* WRITTEN TASK
Reproduce each line from the records that holds "this".

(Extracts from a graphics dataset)
----
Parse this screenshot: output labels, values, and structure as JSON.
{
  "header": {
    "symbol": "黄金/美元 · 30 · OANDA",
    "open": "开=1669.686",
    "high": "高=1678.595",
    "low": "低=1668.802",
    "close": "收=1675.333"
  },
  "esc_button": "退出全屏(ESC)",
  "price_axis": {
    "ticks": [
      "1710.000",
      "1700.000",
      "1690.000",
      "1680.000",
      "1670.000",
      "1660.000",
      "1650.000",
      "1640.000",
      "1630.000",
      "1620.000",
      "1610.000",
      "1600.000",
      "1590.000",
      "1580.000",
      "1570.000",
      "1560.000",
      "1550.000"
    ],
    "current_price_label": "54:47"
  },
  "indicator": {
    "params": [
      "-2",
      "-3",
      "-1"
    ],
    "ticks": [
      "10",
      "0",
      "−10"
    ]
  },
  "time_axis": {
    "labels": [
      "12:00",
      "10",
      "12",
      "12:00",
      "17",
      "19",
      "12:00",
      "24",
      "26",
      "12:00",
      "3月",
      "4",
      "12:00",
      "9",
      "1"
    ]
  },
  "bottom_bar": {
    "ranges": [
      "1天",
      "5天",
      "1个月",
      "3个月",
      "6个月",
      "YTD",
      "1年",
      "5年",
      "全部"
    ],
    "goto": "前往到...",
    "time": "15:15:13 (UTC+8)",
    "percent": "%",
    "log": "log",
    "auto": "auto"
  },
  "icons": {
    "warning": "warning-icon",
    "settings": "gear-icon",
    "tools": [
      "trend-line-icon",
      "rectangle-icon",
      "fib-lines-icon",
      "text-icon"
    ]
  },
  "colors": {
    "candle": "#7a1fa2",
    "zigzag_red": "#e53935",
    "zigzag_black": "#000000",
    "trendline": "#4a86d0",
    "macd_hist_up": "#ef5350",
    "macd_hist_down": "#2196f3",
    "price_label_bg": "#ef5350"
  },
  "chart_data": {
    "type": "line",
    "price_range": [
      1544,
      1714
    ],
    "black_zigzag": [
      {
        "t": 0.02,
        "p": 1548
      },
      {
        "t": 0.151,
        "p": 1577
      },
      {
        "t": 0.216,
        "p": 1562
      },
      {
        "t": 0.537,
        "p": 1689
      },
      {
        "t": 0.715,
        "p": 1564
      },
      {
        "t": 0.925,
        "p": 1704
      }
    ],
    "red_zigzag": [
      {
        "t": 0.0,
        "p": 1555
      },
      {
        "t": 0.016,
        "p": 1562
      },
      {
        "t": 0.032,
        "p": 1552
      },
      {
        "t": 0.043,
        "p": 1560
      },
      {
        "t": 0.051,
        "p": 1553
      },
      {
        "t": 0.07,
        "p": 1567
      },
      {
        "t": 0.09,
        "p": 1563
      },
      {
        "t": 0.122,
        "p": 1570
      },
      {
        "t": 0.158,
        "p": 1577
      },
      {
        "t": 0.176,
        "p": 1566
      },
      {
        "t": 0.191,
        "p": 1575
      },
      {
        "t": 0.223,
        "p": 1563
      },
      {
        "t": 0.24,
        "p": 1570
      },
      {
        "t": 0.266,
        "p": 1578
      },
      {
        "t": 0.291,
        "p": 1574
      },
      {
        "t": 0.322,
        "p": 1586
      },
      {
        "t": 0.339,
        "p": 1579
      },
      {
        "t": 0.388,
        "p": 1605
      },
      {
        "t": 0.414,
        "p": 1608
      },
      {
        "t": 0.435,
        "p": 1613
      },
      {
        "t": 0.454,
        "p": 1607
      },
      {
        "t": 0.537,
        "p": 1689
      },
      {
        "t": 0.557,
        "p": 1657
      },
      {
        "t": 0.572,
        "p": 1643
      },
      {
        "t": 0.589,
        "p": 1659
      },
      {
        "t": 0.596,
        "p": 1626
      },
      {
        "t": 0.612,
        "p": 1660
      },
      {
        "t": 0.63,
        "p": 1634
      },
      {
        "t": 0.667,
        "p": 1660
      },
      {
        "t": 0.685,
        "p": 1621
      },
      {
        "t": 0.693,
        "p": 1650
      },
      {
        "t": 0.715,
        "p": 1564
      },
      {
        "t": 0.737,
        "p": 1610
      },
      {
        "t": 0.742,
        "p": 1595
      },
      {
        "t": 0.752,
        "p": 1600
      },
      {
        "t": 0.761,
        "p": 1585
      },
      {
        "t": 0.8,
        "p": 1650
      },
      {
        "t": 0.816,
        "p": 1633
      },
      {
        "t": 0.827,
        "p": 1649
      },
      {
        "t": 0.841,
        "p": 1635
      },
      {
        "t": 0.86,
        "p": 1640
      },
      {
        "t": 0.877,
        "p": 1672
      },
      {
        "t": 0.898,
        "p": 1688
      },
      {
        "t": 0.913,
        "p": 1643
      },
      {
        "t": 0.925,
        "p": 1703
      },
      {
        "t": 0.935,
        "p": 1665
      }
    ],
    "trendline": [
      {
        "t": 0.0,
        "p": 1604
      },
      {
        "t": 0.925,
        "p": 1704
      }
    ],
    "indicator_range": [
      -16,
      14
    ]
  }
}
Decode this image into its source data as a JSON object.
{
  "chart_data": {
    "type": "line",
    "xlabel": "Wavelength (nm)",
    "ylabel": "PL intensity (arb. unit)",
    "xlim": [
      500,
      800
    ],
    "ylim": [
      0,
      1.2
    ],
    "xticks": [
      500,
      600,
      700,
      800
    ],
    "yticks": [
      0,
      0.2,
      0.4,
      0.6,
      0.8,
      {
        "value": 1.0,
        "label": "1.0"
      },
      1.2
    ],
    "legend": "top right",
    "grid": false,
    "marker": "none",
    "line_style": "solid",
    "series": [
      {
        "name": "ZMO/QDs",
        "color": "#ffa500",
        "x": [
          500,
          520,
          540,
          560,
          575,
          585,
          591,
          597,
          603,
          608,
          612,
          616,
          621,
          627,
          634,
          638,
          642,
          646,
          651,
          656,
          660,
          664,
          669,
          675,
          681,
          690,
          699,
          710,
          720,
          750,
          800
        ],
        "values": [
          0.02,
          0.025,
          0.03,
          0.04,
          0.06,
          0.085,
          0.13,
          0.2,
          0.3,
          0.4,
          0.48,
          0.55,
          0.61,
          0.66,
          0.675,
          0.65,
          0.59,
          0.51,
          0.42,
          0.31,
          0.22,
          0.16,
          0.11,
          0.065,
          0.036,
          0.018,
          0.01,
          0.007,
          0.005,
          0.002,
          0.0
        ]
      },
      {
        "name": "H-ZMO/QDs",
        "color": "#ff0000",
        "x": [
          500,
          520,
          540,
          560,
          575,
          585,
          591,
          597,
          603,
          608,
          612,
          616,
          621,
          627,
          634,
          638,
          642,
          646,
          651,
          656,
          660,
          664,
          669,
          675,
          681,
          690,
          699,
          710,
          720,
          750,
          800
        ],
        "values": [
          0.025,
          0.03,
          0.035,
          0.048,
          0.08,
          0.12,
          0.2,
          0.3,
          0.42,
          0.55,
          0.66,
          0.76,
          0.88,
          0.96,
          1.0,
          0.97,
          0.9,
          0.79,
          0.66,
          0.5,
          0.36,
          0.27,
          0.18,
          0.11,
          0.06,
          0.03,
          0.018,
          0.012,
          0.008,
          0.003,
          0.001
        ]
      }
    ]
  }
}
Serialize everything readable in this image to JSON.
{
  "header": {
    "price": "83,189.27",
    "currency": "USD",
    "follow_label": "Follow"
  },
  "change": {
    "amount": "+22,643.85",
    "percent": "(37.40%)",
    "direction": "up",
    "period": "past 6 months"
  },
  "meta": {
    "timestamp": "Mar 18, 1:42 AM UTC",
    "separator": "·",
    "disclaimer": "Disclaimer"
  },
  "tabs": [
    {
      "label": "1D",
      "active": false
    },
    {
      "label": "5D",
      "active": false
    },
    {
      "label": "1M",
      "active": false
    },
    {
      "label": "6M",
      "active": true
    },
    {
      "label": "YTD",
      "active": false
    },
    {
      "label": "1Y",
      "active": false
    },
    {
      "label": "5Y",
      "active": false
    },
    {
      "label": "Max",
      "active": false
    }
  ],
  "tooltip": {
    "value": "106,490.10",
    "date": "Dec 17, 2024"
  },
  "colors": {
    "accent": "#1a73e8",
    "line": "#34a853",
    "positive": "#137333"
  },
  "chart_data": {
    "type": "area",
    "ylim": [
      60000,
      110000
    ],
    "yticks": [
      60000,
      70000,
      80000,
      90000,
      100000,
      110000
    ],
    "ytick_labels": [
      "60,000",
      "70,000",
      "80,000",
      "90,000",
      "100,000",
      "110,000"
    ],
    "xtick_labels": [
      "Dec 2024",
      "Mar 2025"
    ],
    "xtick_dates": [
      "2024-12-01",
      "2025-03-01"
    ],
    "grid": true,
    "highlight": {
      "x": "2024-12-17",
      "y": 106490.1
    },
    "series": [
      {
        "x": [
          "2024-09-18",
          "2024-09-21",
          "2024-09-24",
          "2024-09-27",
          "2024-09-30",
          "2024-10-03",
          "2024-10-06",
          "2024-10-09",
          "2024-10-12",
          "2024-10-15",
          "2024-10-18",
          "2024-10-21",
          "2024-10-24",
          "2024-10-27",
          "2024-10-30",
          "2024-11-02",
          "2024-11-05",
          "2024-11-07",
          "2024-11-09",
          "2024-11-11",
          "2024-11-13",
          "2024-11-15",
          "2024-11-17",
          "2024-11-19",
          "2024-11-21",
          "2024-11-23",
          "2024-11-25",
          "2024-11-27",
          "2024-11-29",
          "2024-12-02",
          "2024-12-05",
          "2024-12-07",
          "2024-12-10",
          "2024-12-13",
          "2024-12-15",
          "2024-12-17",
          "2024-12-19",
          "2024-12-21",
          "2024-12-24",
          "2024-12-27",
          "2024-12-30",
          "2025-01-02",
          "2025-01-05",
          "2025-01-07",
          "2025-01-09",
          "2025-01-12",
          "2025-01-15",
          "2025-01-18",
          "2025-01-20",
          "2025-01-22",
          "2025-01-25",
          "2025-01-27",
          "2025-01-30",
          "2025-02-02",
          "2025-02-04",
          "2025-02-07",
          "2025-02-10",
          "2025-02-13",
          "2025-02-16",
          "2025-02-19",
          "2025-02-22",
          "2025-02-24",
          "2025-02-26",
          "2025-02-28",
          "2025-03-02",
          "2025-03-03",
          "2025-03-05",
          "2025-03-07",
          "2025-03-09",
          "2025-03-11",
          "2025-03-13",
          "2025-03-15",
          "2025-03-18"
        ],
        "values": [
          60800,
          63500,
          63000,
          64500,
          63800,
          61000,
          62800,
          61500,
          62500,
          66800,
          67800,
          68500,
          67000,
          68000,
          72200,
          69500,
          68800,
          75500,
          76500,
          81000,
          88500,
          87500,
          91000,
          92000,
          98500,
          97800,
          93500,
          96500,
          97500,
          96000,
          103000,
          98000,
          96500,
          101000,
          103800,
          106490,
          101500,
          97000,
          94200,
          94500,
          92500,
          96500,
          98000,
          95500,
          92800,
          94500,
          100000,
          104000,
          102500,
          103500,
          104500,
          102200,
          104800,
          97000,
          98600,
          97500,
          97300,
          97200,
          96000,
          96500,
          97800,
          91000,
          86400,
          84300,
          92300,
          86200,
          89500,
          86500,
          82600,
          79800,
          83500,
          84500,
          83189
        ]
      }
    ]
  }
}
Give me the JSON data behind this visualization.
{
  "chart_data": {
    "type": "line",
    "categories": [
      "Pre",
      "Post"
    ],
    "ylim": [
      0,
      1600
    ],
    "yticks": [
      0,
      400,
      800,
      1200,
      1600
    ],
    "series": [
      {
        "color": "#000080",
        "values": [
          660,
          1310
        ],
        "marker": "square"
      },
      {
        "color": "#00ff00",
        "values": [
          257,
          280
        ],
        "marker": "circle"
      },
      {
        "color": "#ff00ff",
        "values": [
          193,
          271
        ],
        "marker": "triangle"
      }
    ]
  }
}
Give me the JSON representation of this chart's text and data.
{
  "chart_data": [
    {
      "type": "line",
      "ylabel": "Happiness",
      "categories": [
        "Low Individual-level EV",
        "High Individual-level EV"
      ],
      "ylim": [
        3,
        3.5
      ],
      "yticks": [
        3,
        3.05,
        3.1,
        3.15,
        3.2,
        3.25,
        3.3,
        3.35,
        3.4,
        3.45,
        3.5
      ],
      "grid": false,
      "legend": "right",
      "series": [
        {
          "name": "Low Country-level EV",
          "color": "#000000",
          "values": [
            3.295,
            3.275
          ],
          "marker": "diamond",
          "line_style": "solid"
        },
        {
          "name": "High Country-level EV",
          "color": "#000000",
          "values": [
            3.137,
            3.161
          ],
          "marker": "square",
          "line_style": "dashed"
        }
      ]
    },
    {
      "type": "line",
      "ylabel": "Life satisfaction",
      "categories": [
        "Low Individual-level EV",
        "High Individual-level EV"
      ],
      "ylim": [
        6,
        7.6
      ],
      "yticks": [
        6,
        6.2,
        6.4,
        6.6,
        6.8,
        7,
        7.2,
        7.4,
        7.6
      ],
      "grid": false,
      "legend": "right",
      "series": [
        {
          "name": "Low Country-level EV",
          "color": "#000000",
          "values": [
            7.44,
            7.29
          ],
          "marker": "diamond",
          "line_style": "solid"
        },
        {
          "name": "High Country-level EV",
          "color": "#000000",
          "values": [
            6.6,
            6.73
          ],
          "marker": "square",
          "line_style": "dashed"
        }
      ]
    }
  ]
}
----
* TASK RESULT
Parse this screenshot: output labels, values, and structure as JSON.
Decode this image into its source data as a JSON object.
Serialize everything readable in this image to JSON.
Give me the JSON data behind this visualization.
Give me the JSON representation of this chart's text and data.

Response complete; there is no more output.